GOAL OF THE EXERCISE:
Copy out the records in full, word for word, without pictures.

━━━━━ AVAILABLE RECORDS ━━━━━

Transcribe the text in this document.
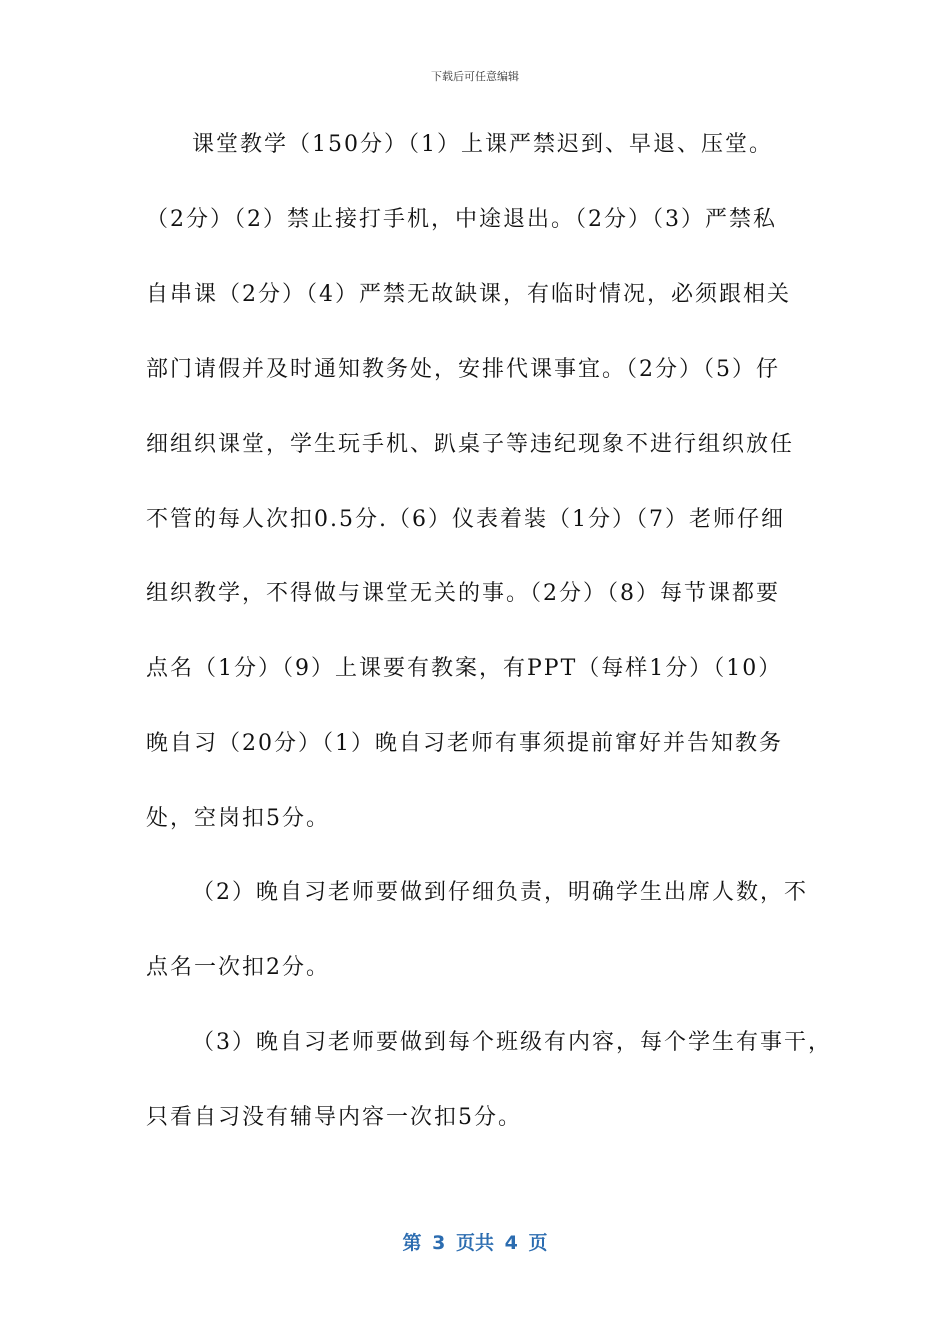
下载后可任意编辑
课堂教学（150分）（1）上课严禁迟到、早退、压堂。
（2分）（2）禁止接打手机，中途退出。（2分）（3）严禁私
自串课（2分）（4）严禁无故缺课，有临时情况，必须跟相关
部门请假并及时通知教务处，安排代课事宜。（2分）（5）仔
细组织课堂，学生玩手机、趴桌子等违纪现象不进行组织放任
不管的每人次扣0.5分.（6）仪表着装（1分）（7）老师仔细
组织教学，不得做与课堂无关的事。（2分）（8）每节课都要
点名（1分）（9）上课要有教案，有PPT（每样1分）（10）
晚自习（20分）（1）晚自习老师有事须提前窜好并告知教务
处，空岗扣5分。
（2）晚自习老师要做到仔细负责，明确学生出席人数，不
点名一次扣2分。
（3）晚自习老师要做到每个班级有内容，每个学生有事干，
只看自习没有辅导内容一次扣5分。
第 3 页共 4 页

━━━━━

EXERCISE RESULT:
Transcribe the text in this document.
下载后可任意编辑
课堂教学（150分）（1）上课严禁迟到、早退、压堂。
（2分）（2）禁止接打手机，中途退出。（2分）（3）严禁私
自串课（2分）（4）严禁无故缺课，有临时情况，必须跟相关
部门请假并及时通知教务处，安排代课事宜。（2分）（5）仔
细组织课堂，学生玩手机、趴桌子等违纪现象不进行组织放任
不管的每人次扣0.5分.（6）仪表着装（1分）（7）老师仔细
组织教学，不得做与课堂无关的事。（2分）（8）每节课都要
点名（1分）（9）上课要有教案，有PPT（每样1分）（10）
晚自习（20分）（1）晚自习老师有事须提前窜好并告知教务
处，空岗扣5分。
（2）晚自习老师要做到仔细负责，明确学生出席人数，不
点名一次扣2分。
（3）晚自习老师要做到每个班级有内容，每个学生有事干，
只看自习没有辅导内容一次扣5分。
第 3 页共 4 页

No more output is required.